(Collection entries)

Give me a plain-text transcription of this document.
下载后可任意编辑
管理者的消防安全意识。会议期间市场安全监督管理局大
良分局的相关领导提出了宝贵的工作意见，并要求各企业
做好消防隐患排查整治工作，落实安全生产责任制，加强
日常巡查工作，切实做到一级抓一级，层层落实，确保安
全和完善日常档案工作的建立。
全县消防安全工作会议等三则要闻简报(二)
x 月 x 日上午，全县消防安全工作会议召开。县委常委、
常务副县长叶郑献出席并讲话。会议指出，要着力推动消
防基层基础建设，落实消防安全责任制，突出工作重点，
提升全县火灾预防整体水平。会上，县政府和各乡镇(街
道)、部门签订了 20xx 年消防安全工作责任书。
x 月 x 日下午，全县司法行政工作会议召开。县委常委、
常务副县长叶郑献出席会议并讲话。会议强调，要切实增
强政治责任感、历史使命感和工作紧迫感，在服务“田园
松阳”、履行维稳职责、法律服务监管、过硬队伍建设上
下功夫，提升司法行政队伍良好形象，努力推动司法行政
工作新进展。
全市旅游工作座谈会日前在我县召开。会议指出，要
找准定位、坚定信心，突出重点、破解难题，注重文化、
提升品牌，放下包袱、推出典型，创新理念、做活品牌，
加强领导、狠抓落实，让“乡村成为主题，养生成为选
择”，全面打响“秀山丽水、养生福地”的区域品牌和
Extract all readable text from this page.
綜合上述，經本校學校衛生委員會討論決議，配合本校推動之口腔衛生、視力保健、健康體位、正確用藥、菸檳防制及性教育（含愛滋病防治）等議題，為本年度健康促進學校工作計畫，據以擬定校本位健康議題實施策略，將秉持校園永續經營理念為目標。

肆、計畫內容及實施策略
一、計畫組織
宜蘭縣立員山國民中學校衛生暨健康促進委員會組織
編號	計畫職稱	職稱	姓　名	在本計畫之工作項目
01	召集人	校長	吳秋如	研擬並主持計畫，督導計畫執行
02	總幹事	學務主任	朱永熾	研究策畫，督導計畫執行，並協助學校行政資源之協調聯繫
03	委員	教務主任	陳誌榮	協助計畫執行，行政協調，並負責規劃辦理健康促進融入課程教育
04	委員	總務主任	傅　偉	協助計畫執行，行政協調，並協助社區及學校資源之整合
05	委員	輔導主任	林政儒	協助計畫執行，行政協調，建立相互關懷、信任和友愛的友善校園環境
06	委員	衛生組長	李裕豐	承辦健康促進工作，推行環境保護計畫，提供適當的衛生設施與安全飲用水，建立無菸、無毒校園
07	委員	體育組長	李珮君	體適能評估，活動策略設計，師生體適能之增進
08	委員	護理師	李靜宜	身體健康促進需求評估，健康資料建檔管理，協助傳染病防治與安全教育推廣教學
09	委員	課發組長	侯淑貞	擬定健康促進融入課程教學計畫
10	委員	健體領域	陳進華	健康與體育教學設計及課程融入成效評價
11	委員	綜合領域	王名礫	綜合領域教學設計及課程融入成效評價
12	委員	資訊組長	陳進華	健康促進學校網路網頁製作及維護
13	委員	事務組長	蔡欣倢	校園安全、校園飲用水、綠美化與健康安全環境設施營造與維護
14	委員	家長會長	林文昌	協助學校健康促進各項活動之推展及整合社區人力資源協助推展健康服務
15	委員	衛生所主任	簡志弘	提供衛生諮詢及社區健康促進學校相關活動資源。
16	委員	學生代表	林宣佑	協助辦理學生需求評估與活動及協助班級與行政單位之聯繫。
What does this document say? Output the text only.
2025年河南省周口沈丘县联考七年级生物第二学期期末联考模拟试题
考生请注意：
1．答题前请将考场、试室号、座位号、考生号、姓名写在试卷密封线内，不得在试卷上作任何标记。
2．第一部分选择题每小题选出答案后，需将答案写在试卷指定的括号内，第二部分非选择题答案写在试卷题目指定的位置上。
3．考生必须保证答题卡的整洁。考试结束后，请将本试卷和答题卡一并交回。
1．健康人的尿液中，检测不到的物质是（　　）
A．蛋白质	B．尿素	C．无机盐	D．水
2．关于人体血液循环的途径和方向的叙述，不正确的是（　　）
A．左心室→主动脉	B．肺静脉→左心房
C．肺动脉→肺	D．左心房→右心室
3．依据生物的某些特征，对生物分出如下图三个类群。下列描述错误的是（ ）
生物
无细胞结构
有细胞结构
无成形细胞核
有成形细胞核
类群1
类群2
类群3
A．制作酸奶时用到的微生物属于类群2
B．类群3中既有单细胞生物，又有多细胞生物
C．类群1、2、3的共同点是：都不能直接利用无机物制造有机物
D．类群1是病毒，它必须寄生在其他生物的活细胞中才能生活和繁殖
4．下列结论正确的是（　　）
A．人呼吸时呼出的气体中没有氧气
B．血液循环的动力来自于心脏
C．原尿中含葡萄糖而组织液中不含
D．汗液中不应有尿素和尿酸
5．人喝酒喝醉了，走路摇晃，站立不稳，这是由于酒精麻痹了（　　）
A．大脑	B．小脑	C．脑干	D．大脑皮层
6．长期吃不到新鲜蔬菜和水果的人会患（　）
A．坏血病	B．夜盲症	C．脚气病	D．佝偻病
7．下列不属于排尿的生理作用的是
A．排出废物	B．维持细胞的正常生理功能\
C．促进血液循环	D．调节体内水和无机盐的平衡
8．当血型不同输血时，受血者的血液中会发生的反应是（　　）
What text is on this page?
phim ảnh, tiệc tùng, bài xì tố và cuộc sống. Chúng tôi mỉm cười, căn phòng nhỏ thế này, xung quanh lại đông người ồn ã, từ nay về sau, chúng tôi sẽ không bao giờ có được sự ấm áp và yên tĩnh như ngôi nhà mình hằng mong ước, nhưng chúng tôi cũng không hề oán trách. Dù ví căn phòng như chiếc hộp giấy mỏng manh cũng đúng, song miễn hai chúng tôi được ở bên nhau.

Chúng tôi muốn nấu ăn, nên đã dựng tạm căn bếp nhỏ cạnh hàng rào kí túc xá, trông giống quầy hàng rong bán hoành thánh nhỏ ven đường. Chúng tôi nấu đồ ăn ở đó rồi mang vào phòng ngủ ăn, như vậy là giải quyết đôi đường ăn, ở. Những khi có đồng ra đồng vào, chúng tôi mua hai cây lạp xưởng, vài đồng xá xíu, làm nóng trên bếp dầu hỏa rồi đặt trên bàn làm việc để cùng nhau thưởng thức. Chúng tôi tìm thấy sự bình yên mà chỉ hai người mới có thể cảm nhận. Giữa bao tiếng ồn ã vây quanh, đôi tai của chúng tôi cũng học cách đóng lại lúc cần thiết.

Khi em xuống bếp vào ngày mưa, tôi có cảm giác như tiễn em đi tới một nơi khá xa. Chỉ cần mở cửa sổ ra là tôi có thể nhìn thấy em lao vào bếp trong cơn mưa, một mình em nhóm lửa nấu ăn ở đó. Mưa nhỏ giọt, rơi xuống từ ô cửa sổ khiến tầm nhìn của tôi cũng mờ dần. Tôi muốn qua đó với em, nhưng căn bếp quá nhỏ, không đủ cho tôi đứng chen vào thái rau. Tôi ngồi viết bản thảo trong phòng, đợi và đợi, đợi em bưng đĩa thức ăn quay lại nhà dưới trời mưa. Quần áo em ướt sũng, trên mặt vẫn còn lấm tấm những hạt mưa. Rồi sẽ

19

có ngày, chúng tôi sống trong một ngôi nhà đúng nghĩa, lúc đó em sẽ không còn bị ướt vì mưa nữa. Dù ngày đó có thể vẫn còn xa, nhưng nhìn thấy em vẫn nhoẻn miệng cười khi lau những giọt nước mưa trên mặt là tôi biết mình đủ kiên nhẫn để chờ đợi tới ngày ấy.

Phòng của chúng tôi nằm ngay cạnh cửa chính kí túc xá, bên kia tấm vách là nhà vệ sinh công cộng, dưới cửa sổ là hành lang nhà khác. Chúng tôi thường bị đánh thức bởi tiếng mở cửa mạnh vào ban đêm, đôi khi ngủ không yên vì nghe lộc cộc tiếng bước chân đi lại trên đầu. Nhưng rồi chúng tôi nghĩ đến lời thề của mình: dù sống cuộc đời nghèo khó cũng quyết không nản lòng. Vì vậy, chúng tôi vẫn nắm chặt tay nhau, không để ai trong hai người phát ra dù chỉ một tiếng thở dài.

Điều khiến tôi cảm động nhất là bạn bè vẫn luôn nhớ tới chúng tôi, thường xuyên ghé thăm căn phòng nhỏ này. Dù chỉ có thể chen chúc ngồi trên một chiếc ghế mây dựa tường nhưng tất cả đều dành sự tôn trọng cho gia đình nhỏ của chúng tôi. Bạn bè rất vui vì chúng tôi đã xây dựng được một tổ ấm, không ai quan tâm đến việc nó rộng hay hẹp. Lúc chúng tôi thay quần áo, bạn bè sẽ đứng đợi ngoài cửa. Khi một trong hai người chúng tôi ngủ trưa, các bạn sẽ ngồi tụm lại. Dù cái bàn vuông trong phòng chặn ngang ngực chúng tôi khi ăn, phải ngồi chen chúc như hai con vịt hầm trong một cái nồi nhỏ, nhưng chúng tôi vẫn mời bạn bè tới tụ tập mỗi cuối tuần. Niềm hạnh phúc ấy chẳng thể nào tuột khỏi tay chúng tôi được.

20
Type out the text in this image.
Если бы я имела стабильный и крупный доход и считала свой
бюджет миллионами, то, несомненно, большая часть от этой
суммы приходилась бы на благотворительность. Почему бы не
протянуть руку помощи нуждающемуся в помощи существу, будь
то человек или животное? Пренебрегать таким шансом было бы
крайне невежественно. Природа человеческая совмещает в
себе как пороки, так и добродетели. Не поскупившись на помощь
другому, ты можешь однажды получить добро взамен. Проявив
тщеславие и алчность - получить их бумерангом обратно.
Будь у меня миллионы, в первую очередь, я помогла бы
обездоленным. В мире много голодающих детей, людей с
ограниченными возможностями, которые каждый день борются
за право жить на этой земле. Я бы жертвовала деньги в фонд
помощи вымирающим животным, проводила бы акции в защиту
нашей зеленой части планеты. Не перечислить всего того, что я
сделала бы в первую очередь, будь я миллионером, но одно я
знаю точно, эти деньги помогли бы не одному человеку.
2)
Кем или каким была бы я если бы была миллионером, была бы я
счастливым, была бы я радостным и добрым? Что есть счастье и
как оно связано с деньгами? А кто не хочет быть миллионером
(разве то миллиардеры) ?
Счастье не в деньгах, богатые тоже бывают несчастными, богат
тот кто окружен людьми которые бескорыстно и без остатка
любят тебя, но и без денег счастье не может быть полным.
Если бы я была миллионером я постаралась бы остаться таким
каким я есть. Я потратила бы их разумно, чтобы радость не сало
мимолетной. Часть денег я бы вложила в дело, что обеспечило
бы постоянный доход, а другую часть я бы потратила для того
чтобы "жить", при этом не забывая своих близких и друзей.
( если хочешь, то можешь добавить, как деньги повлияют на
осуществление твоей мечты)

## Brief
Gather each line of the records holding the string "жить".

## Written solution
за право жить на этой земле. Я бы жертвовала деньги в фонд
чтобы "жить", при этом не забывая своих близких и друзей.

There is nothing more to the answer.